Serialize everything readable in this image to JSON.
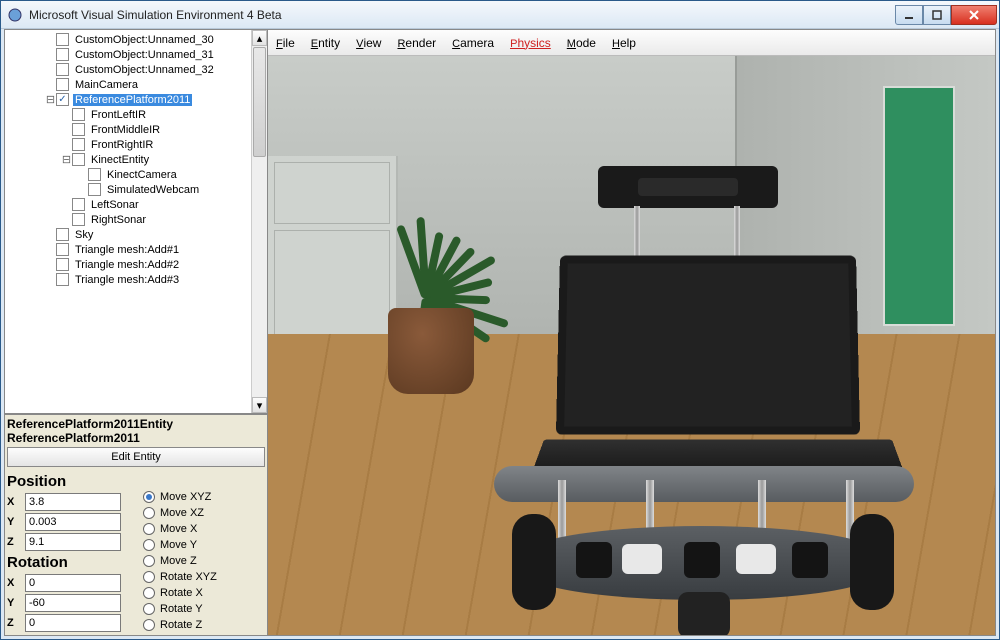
{
  "window": {
    "title": "Microsoft Visual Simulation Environment 4 Beta"
  },
  "titlebar_icons": {
    "min": "minimize-icon",
    "max": "maximize-icon",
    "close": "close-icon"
  },
  "menu": [
    "File",
    "Entity",
    "View",
    "Render",
    "Camera",
    "Physics",
    "Mode",
    "Help"
  ],
  "tree": {
    "items": [
      {
        "indent": 2,
        "label": "CustomObject:Unnamed_30"
      },
      {
        "indent": 2,
        "label": "CustomObject:Unnamed_31"
      },
      {
        "indent": 2,
        "label": "CustomObject:Unnamed_32"
      },
      {
        "indent": 2,
        "label": "MainCamera"
      },
      {
        "indent": 2,
        "label": "ReferencePlatform2011",
        "expander": "-",
        "checked": true,
        "selected": true
      },
      {
        "indent": 3,
        "label": "FrontLeftIR"
      },
      {
        "indent": 3,
        "label": "FrontMiddleIR"
      },
      {
        "indent": 3,
        "label": "FrontRightIR"
      },
      {
        "indent": 3,
        "label": "KinectEntity",
        "expander": "-"
      },
      {
        "indent": 4,
        "label": "KinectCamera"
      },
      {
        "indent": 4,
        "label": "SimulatedWebcam"
      },
      {
        "indent": 3,
        "label": "LeftSonar"
      },
      {
        "indent": 3,
        "label": "RightSonar"
      },
      {
        "indent": 2,
        "label": "Sky"
      },
      {
        "indent": 2,
        "label": "Triangle mesh:Add#1"
      },
      {
        "indent": 2,
        "label": "Triangle mesh:Add#2"
      },
      {
        "indent": 2,
        "label": "Triangle mesh:Add#3"
      }
    ]
  },
  "props": {
    "title1": "ReferencePlatform2011Entity",
    "title2": "ReferencePlatform2011",
    "edit_label": "Edit Entity",
    "position_head": "Position",
    "rotation_head": "Rotation",
    "axes": {
      "x": "X",
      "y": "Y",
      "z": "Z"
    },
    "position": {
      "x": "3.8",
      "y": "0.003",
      "z": "9.1"
    },
    "rotation": {
      "x": "0",
      "y": "-60",
      "z": "0"
    },
    "move_modes": [
      "Move XYZ",
      "Move XZ",
      "Move X",
      "Move Y",
      "Move Z",
      "Rotate XYZ",
      "Rotate X",
      "Rotate Y",
      "Rotate Z"
    ],
    "move_selected": 0
  }
}
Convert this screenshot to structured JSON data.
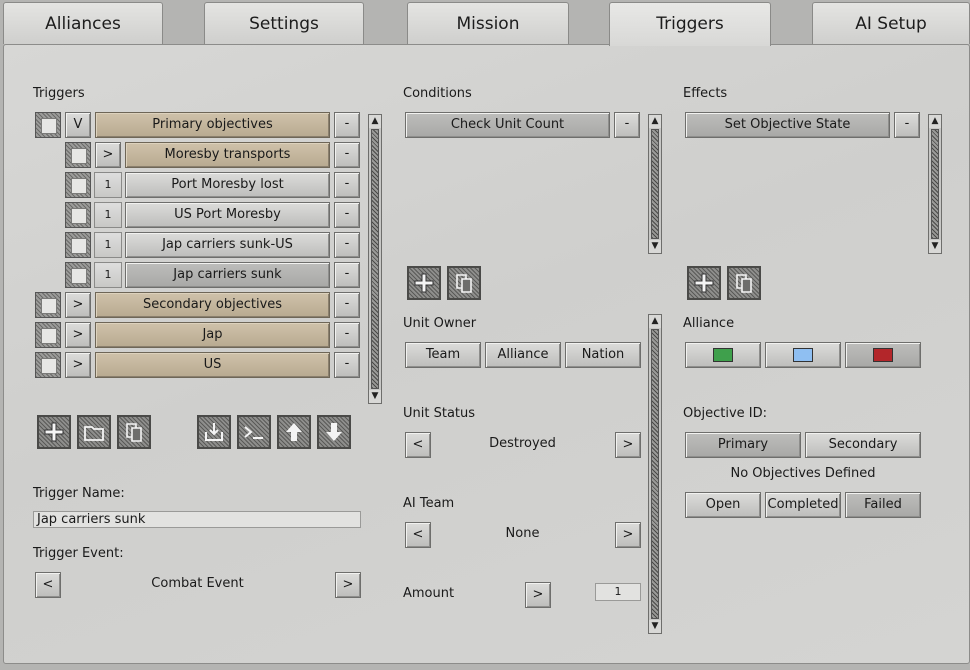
{
  "tabs": [
    "Alliances",
    "Settings",
    "Mission",
    "Triggers",
    "AI Setup"
  ],
  "triggers": {
    "label": "Triggers",
    "rows": [
      {
        "expand": "V",
        "name": "Primary objectives",
        "remove": "-"
      },
      {
        "expand": ">",
        "name": "Moresby transports",
        "remove": "-"
      },
      {
        "count": "1",
        "name": "Port Moresby lost",
        "remove": "-"
      },
      {
        "count": "1",
        "name": "US Port Moresby",
        "remove": "-"
      },
      {
        "count": "1",
        "name": "Jap carriers sunk-US",
        "remove": "-"
      },
      {
        "count": "1",
        "name": "Jap carriers sunk",
        "remove": "-"
      },
      {
        "expand": ">",
        "name": "Secondary objectives",
        "remove": "-"
      },
      {
        "expand": ">",
        "name": "Jap",
        "remove": "-"
      },
      {
        "expand": ">",
        "name": "US",
        "remove": "-"
      }
    ],
    "toolbar_icons": [
      "add-icon",
      "folder-icon",
      "copy-icon",
      "import-icon",
      "console-icon",
      "arrow-up-icon",
      "arrow-down-icon"
    ]
  },
  "trigger_name": {
    "label": "Trigger Name:",
    "value": "Jap carriers sunk"
  },
  "trigger_event": {
    "label": "Trigger Event:",
    "value": "Combat Event",
    "prev": "<",
    "next": ">"
  },
  "conditions": {
    "label": "Conditions",
    "items": [
      {
        "name": "Check Unit Count",
        "remove": "-"
      }
    ],
    "unit_owner": {
      "label": "Unit Owner",
      "options": [
        "Team",
        "Alliance",
        "Nation"
      ]
    },
    "unit_status": {
      "label": "Unit Status",
      "value": "Destroyed",
      "prev": "<",
      "next": ">"
    },
    "ai_team": {
      "label": "AI Team",
      "value": "None",
      "prev": "<",
      "next": ">"
    },
    "amount": {
      "label": "Amount",
      "next": ">",
      "value": "1"
    }
  },
  "effects": {
    "label": "Effects",
    "items": [
      {
        "name": "Set Objective State",
        "remove": "-"
      }
    ],
    "alliance": {
      "label": "Alliance",
      "colors": [
        "#3fa04c",
        "#8fbff2",
        "#b3262a"
      ]
    },
    "objective_id": {
      "label": "Objective ID:",
      "options": [
        "Primary",
        "Secondary"
      ],
      "note": "No Objectives Defined"
    },
    "state_options": [
      "Open",
      "Completed",
      "Failed"
    ]
  },
  "scroll_arrows": {
    "up": "▲",
    "down": "▼"
  }
}
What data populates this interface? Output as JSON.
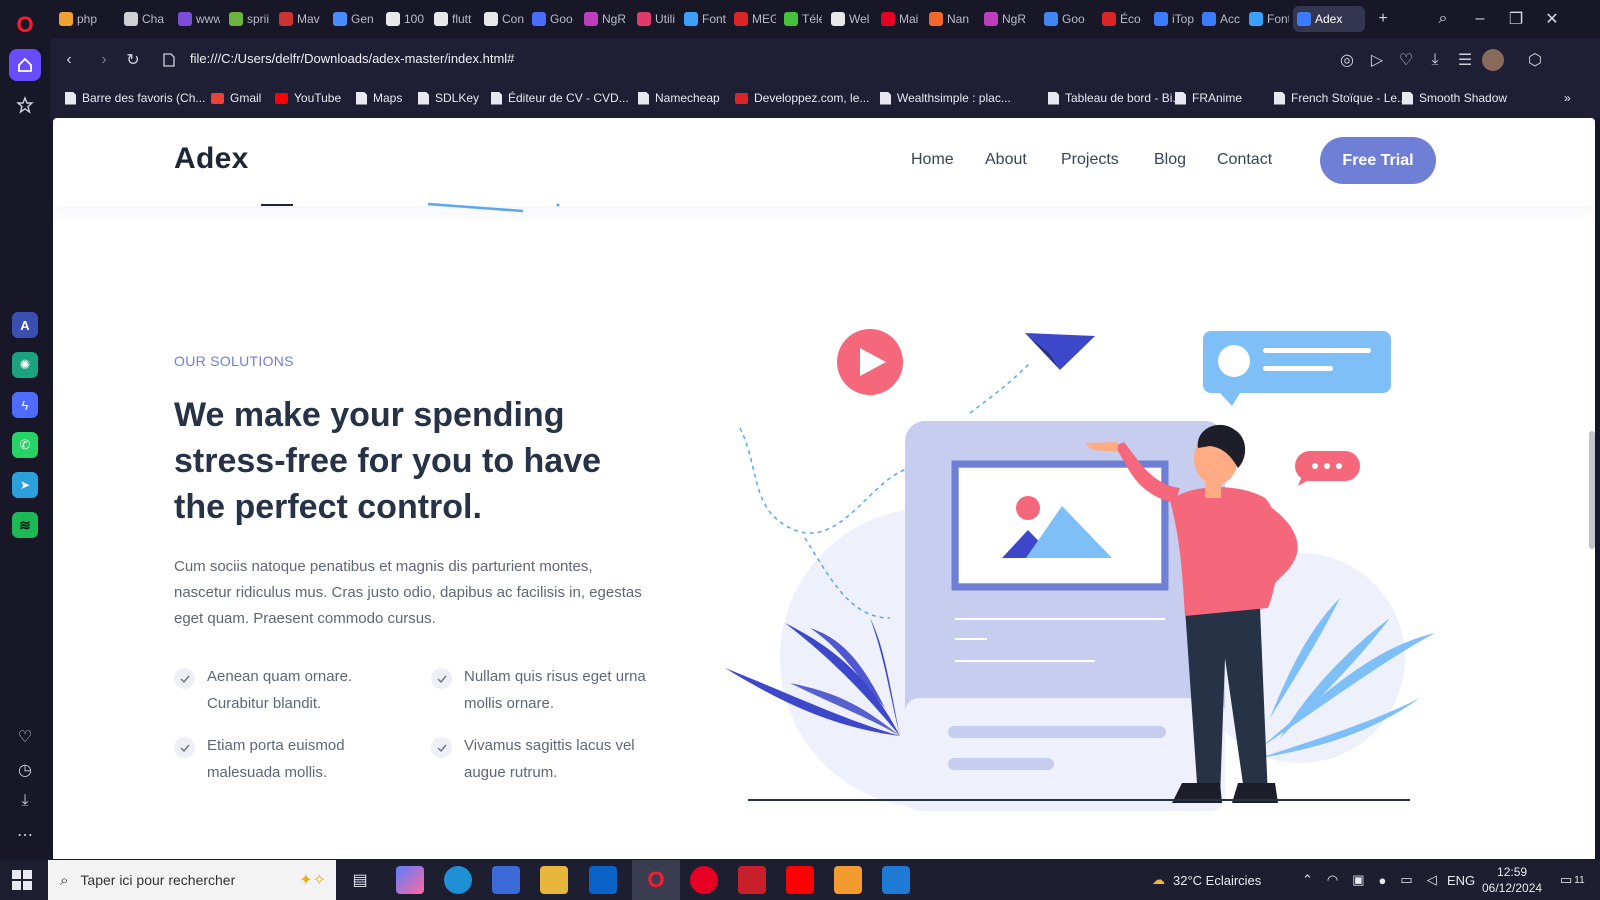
{
  "tabs": [
    {
      "label": "php",
      "color": "#f0a030"
    },
    {
      "label": "Cha",
      "color": "#d0d0d0"
    },
    {
      "label": "www",
      "color": "#7b4dd8"
    },
    {
      "label": "sprii",
      "color": "#6db33f"
    },
    {
      "label": "Mav",
      "color": "#c33"
    },
    {
      "label": "Gen",
      "color": "#4a8cff"
    },
    {
      "label": "100",
      "color": "#e8e8e8"
    },
    {
      "label": "flutt",
      "color": "#e8e8e8"
    },
    {
      "label": "Con",
      "color": "#e8e8e8"
    },
    {
      "label": "Goo",
      "color": "#4a6cff"
    },
    {
      "label": "NgR",
      "color": "#c03dbb"
    },
    {
      "label": "Utili",
      "color": "#e03a6a"
    },
    {
      "label": "Font",
      "color": "#3aa0ff"
    },
    {
      "label": "MEG",
      "color": "#d9252a"
    },
    {
      "label": "Télé",
      "color": "#45c13a"
    },
    {
      "label": "Wel",
      "color": "#e8e8e8"
    },
    {
      "label": "Mai",
      "color": "#e60023"
    },
    {
      "label": "Nan",
      "color": "#f2672a"
    },
    {
      "label": "NgR",
      "color": "#c03dbb"
    },
    {
      "label": "Goo",
      "color": "#4285f4"
    },
    {
      "label": "Éco",
      "color": "#d9252a"
    },
    {
      "label": "iTop",
      "color": "#3a7cff"
    },
    {
      "label": "Acc",
      "color": "#3a7cff"
    },
    {
      "label": "Font",
      "color": "#3aa0ff"
    },
    {
      "label": "Adex",
      "color": "#3a7cff"
    }
  ],
  "address": {
    "url": "file:///C:/Users/delfr/Downloads/adex-master/index.html#"
  },
  "bookmarks": [
    "Barre des favoris (Ch...",
    "Gmail",
    "YouTube",
    "Maps",
    "SDLKey",
    "Éditeur de CV - CVD...",
    "Namecheap",
    "Developpez.com, le...",
    "Wealthsimple : plac...",
    "Tableau de bord - Bi...",
    "FRAnime",
    "French Stoïque - Le...",
    "Smooth Shadow"
  ],
  "site": {
    "brand": "Adex",
    "nav": [
      "Home",
      "About",
      "Projects",
      "Blog",
      "Contact"
    ],
    "cta": "Free Trial",
    "eyebrow": "OUR SOLUTIONS",
    "headline": "We make your spending stress-free for you to have the perfect control.",
    "lead": "Cum sociis natoque penatibus et magnis dis parturient montes, nascetur ridiculus mus. Cras justo odio, dapibus ac facilisis in, egestas eget quam. Praesent commodo cursus.",
    "features": [
      "Aenean quam ornare. Curabitur blandit.",
      "Nullam quis risus eget urna mollis ornare.",
      "Etiam porta euismod malesuada mollis.",
      "Vivamus sagittis lacus vel augue rutrum."
    ]
  },
  "taskbar": {
    "search_placeholder": "Taper ici pour rechercher",
    "weather": "32°C  Eclaircies",
    "language": "ENG",
    "time": "12:59",
    "date": "06/12/2024",
    "notifications": "11"
  },
  "colors": {
    "accent": "#6f7fd6",
    "heading": "#263245",
    "illustration_coral": "#f5677a",
    "illustration_blue": "#3d47c9",
    "illustration_sky": "#7fbff7"
  }
}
◆ ◆ ◆ ◆
Check every line for "Moresby" and show the ones that have it.

        "name": "Moresby transports",
        "name": "Port Moresby lost",
        "name": "US Port Moresby",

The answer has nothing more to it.